Task description
Write out each line word for word. Drop pictures.
#### Dataset entries ####
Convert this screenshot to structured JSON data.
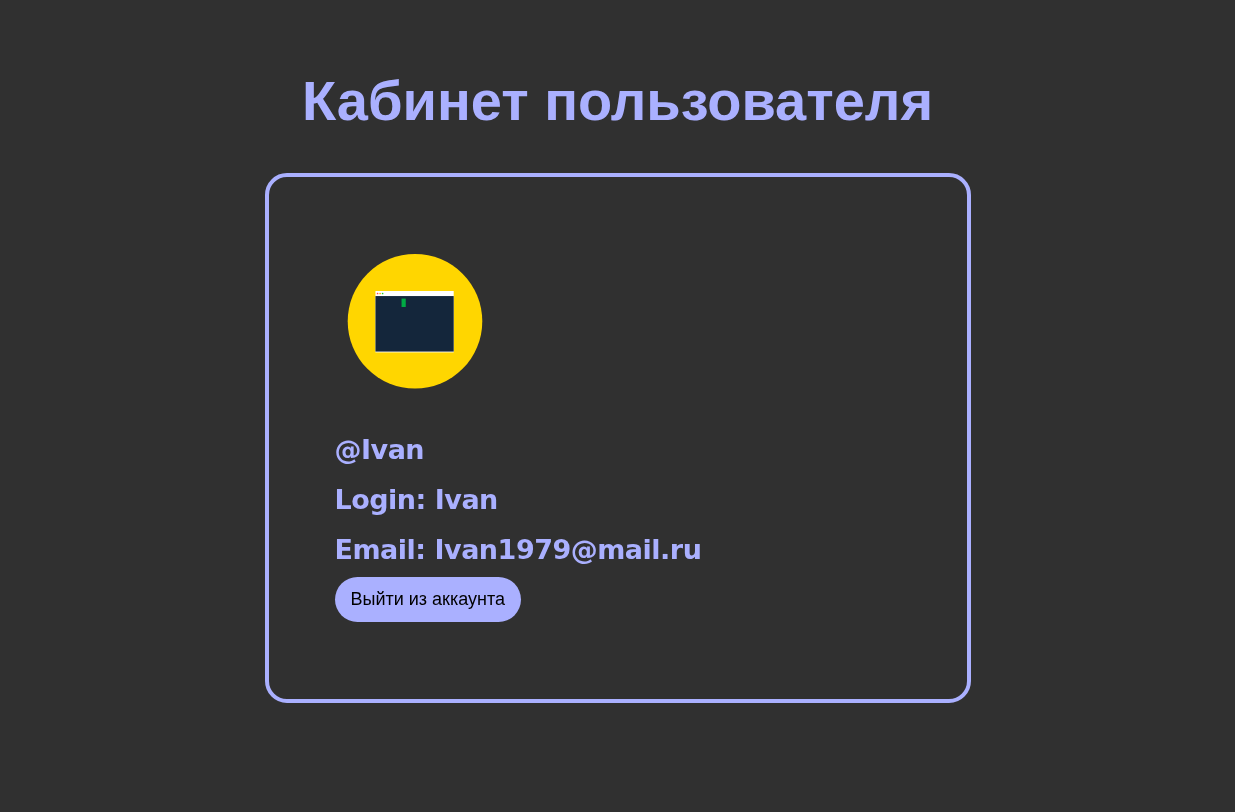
{
  "title": "Кабинет пользователя",
  "profile": {
    "handle": "@Ivan",
    "fields": [
      {
        "label": "Login:",
        "value": "Ivan"
      },
      {
        "label": "Email:",
        "value": "Ivan1979@mail.ru"
      }
    ],
    "logout_button": "Выйти из аккаунта"
  }
}
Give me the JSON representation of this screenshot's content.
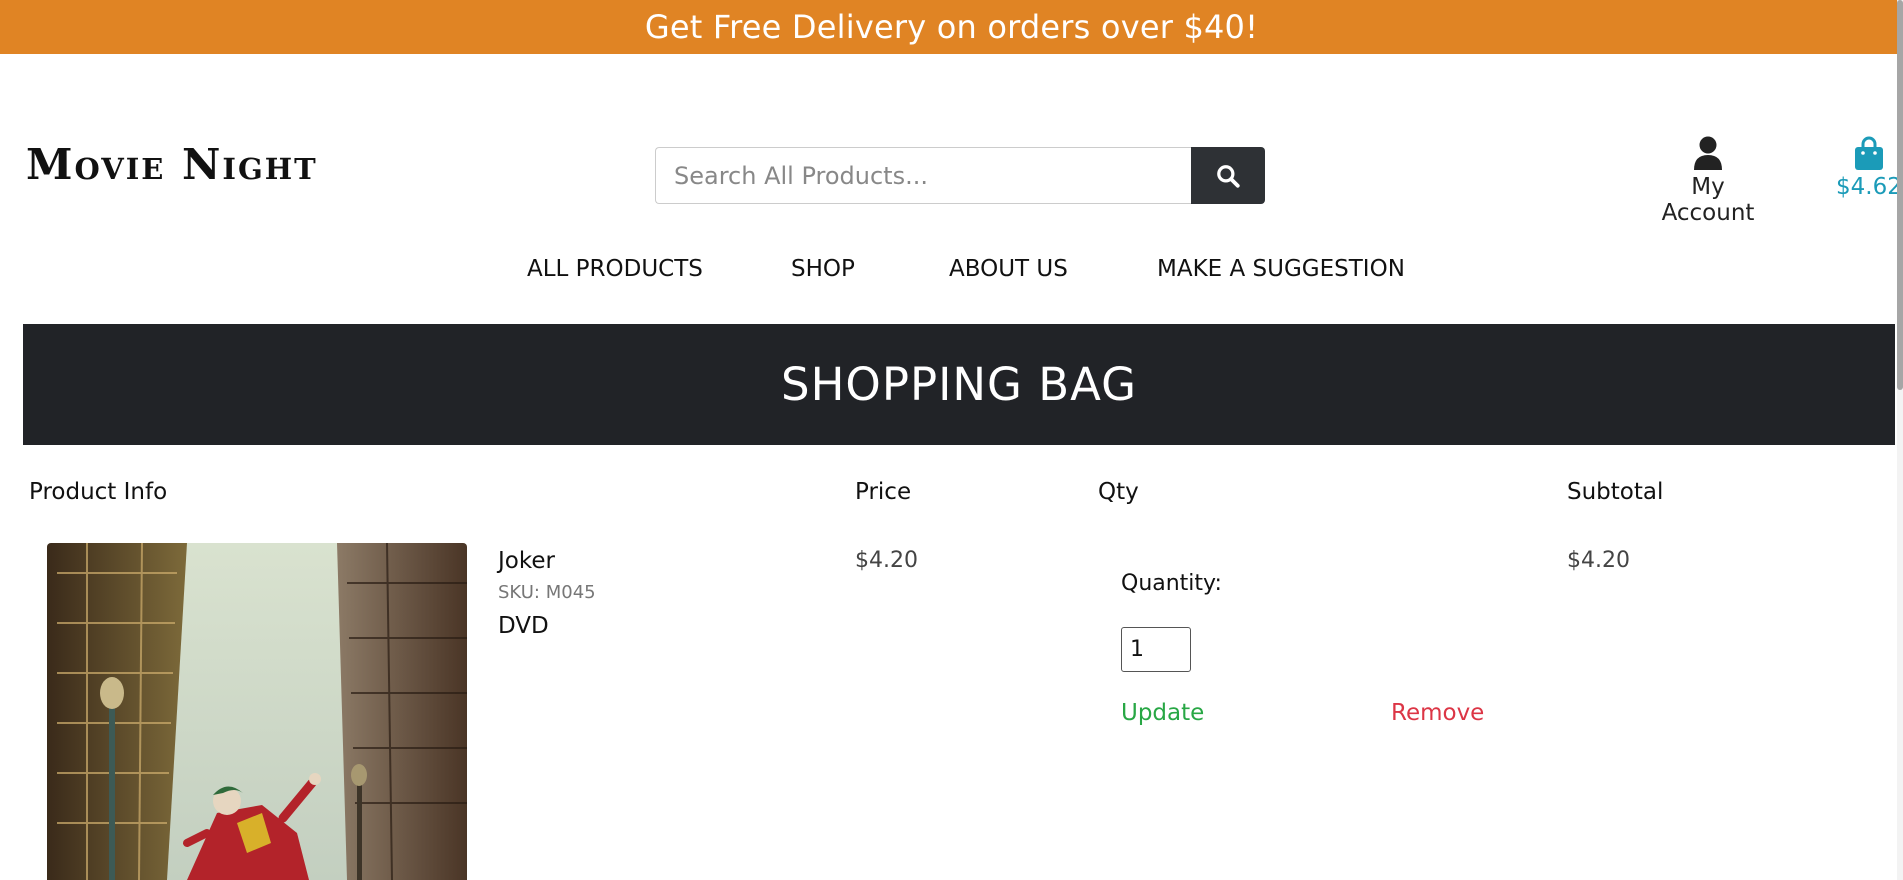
{
  "promo": {
    "text": "Get Free Delivery on orders over $40!"
  },
  "brand": {
    "logo": "Movie Night"
  },
  "search": {
    "placeholder": "Search All Products...",
    "value": ""
  },
  "account": {
    "label": "My Account",
    "icon": "user-icon"
  },
  "bag": {
    "amount": "$4.62",
    "icon": "shopping-bag-icon"
  },
  "nav": {
    "items": [
      {
        "label": "ALL PRODUCTS"
      },
      {
        "label": "SHOP"
      },
      {
        "label": "ABOUT US"
      },
      {
        "label": "MAKE A SUGGESTION"
      }
    ]
  },
  "page": {
    "title": "SHOPPING BAG"
  },
  "table": {
    "headers": {
      "product": "Product Info",
      "price": "Price",
      "qty": "Qty",
      "subtotal": "Subtotal"
    },
    "rows": [
      {
        "name": "Joker",
        "sku": "SKU: M045",
        "format": "DVD",
        "price": "$4.20",
        "quantity_label": "Quantity:",
        "quantity": "1",
        "update_label": "Update",
        "remove_label": "Remove",
        "subtotal": "$4.20"
      }
    ]
  },
  "colors": {
    "promo_bg": "#e08424",
    "header_bg": "#212327",
    "bag_accent": "#1b9bb8",
    "update": "#28a745",
    "remove": "#dc3545"
  }
}
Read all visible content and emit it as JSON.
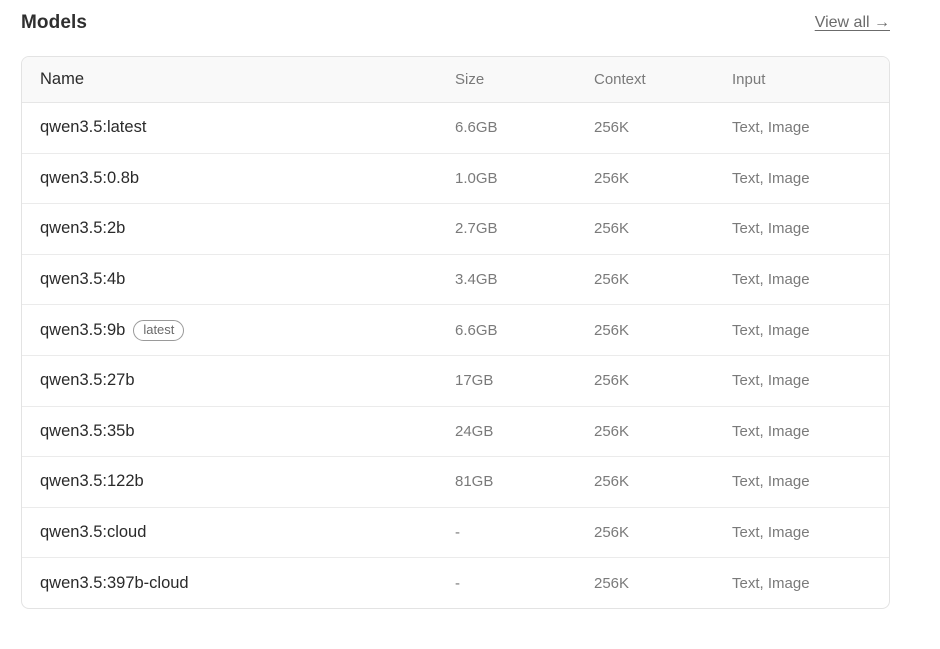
{
  "header": {
    "title": "Models",
    "view_all": "View all →"
  },
  "table": {
    "columns": [
      "Name",
      "Size",
      "Context",
      "Input"
    ],
    "rows": [
      {
        "name": "qwen3.5:latest",
        "badge": "",
        "size": "6.6GB",
        "context": "256K",
        "input": "Text, Image"
      },
      {
        "name": "qwen3.5:0.8b",
        "badge": "",
        "size": "1.0GB",
        "context": "256K",
        "input": "Text, Image"
      },
      {
        "name": "qwen3.5:2b",
        "badge": "",
        "size": "2.7GB",
        "context": "256K",
        "input": "Text, Image"
      },
      {
        "name": "qwen3.5:4b",
        "badge": "",
        "size": "3.4GB",
        "context": "256K",
        "input": "Text, Image"
      },
      {
        "name": "qwen3.5:9b",
        "badge": "latest",
        "size": "6.6GB",
        "context": "256K",
        "input": "Text, Image"
      },
      {
        "name": "qwen3.5:27b",
        "badge": "",
        "size": "17GB",
        "context": "256K",
        "input": "Text, Image"
      },
      {
        "name": "qwen3.5:35b",
        "badge": "",
        "size": "24GB",
        "context": "256K",
        "input": "Text, Image"
      },
      {
        "name": "qwen3.5:122b",
        "badge": "",
        "size": "81GB",
        "context": "256K",
        "input": "Text, Image"
      },
      {
        "name": "qwen3.5:cloud",
        "badge": "",
        "size": "-",
        "context": "256K",
        "input": "Text, Image"
      },
      {
        "name": "qwen3.5:397b-cloud",
        "badge": "",
        "size": "-",
        "context": "256K",
        "input": "Text, Image"
      }
    ]
  }
}
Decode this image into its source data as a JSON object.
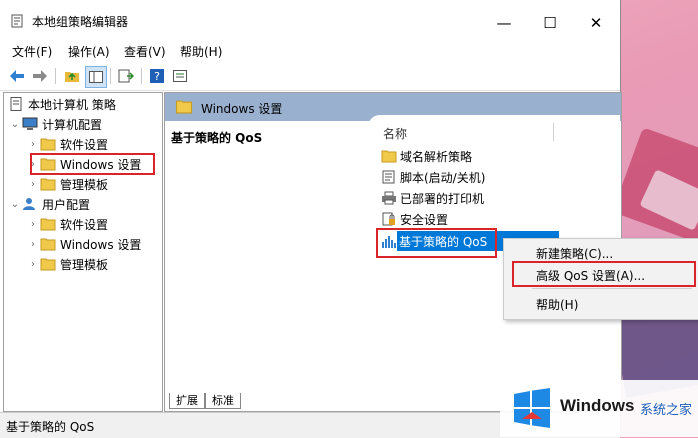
{
  "window": {
    "title": "本地组策略编辑器",
    "min": "—",
    "max": "☐",
    "close": "✕"
  },
  "menubar": [
    "文件(F)",
    "操作(A)",
    "查看(V)",
    "帮助(H)"
  ],
  "tree": {
    "root": "本地计算机 策略",
    "computer_config": "计算机配置",
    "computer_children": [
      "软件设置",
      "Windows 设置",
      "管理模板"
    ],
    "user_config": "用户配置",
    "user_children": [
      "软件设置",
      "Windows 设置",
      "管理模板"
    ]
  },
  "right_pane": {
    "header": "Windows 设置",
    "description_title": "基于策略的 QoS",
    "column_name": "名称",
    "items": [
      "域名解析策略",
      "脚本(启动/关机)",
      "已部署的打印机",
      "安全设置",
      "基于策略的 QoS"
    ]
  },
  "tabs": [
    "扩展",
    "标准"
  ],
  "context_menu": [
    "新建策略(C)...",
    "高级 QoS 设置(A)...",
    "帮助(H)"
  ],
  "status": "基于策略的 QoS",
  "watermark": {
    "brand": "Windows",
    "site": "系统之家"
  },
  "colors": {
    "selection": "#0078d7",
    "highlight_box": "#d9252a",
    "header_band": "#9ab0cf"
  }
}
####
Solution to this problem
Convert this screenshot to structured JSON data.
{
  "title": "Кабинет пользователя",
  "profile": {
    "handle": "@Ivan",
    "fields": [
      {
        "label": "Login:",
        "value": "Ivan"
      },
      {
        "label": "Email:",
        "value": "Ivan1979@mail.ru"
      }
    ],
    "logout_button": "Выйти из аккаунта"
  }
}
Give me the JSON representation of this screenshot's content.
{
  "promo": {
    "text": "Get Free Delivery on orders over $40!"
  },
  "brand": {
    "logo": "Movie Night"
  },
  "search": {
    "placeholder": "Search All Products...",
    "value": ""
  },
  "account": {
    "label": "My Account",
    "icon": "user-icon"
  },
  "bag": {
    "amount": "$4.62",
    "icon": "shopping-bag-icon"
  },
  "nav": {
    "items": [
      {
        "label": "ALL PRODUCTS"
      },
      {
        "label": "SHOP"
      },
      {
        "label": "ABOUT US"
      },
      {
        "label": "MAKE A SUGGESTION"
      }
    ]
  },
  "page": {
    "title": "SHOPPING BAG"
  },
  "table": {
    "headers": {
      "product": "Product Info",
      "price": "Price",
      "qty": "Qty",
      "subtotal": "Subtotal"
    },
    "rows": [
      {
        "name": "Joker",
        "sku": "SKU: M045",
        "format": "DVD",
        "price": "$4.20",
        "quantity_label": "Quantity:",
        "quantity": "1",
        "update_label": "Update",
        "remove_label": "Remove",
        "subtotal": "$4.20"
      }
    ]
  },
  "colors": {
    "promo_bg": "#e08424",
    "header_bg": "#212327",
    "bag_accent": "#1b9bb8",
    "update": "#28a745",
    "remove": "#dc3545"
  }
}
Read all visible content and emit it as JSON.
{
  "header": {
    "title": "Models",
    "view_all": "View all →"
  },
  "table": {
    "columns": [
      "Name",
      "Size",
      "Context",
      "Input"
    ],
    "rows": [
      {
        "name": "qwen3.5:latest",
        "badge": "",
        "size": "6.6GB",
        "context": "256K",
        "input": "Text, Image"
      },
      {
        "name": "qwen3.5:0.8b",
        "badge": "",
        "size": "1.0GB",
        "context": "256K",
        "input": "Text, Image"
      },
      {
        "name": "qwen3.5:2b",
        "badge": "",
        "size": "2.7GB",
        "context": "256K",
        "input": "Text, Image"
      },
      {
        "name": "qwen3.5:4b",
        "badge": "",
        "size": "3.4GB",
        "context": "256K",
        "input": "Text, Image"
      },
      {
        "name": "qwen3.5:9b",
        "badge": "latest",
        "size": "6.6GB",
        "context": "256K",
        "input": "Text, Image"
      },
      {
        "name": "qwen3.5:27b",
        "badge": "",
        "size": "17GB",
        "context": "256K",
        "input": "Text, Image"
      },
      {
        "name": "qwen3.5:35b",
        "badge": "",
        "size": "24GB",
        "context": "256K",
        "input": "Text, Image"
      },
      {
        "name": "qwen3.5:122b",
        "badge": "",
        "size": "81GB",
        "context": "256K",
        "input": "Text, Image"
      },
      {
        "name": "qwen3.5:cloud",
        "badge": "",
        "size": "-",
        "context": "256K",
        "input": "Text, Image"
      },
      {
        "name": "qwen3.5:397b-cloud",
        "badge": "",
        "size": "-",
        "context": "256K",
        "input": "Text, Image"
      }
    ]
  }
}
Decode this image into its source data as a JSON object.
{
  "window": {
    "title": "本地组策略编辑器",
    "min": "—",
    "max": "☐",
    "close": "✕"
  },
  "menubar": [
    "文件(F)",
    "操作(A)",
    "查看(V)",
    "帮助(H)"
  ],
  "tree": {
    "root": "本地计算机 策略",
    "computer_config": "计算机配置",
    "computer_children": [
      "软件设置",
      "Windows 设置",
      "管理模板"
    ],
    "user_config": "用户配置",
    "user_children": [
      "软件设置",
      "Windows 设置",
      "管理模板"
    ]
  },
  "right_pane": {
    "header": "Windows 设置",
    "description_title": "基于策略的 QoS",
    "column_name": "名称",
    "items": [
      "域名解析策略",
      "脚本(启动/关机)",
      "已部署的打印机",
      "安全设置",
      "基于策略的 QoS"
    ]
  },
  "tabs": [
    "扩展",
    "标准"
  ],
  "context_menu": [
    "新建策略(C)...",
    "高级 QoS 设置(A)...",
    "帮助(H)"
  ],
  "status": "基于策略的 QoS",
  "watermark": {
    "brand": "Windows",
    "site": "系统之家"
  },
  "colors": {
    "selection": "#0078d7",
    "highlight_box": "#d9252a",
    "header_band": "#9ab0cf"
  }
}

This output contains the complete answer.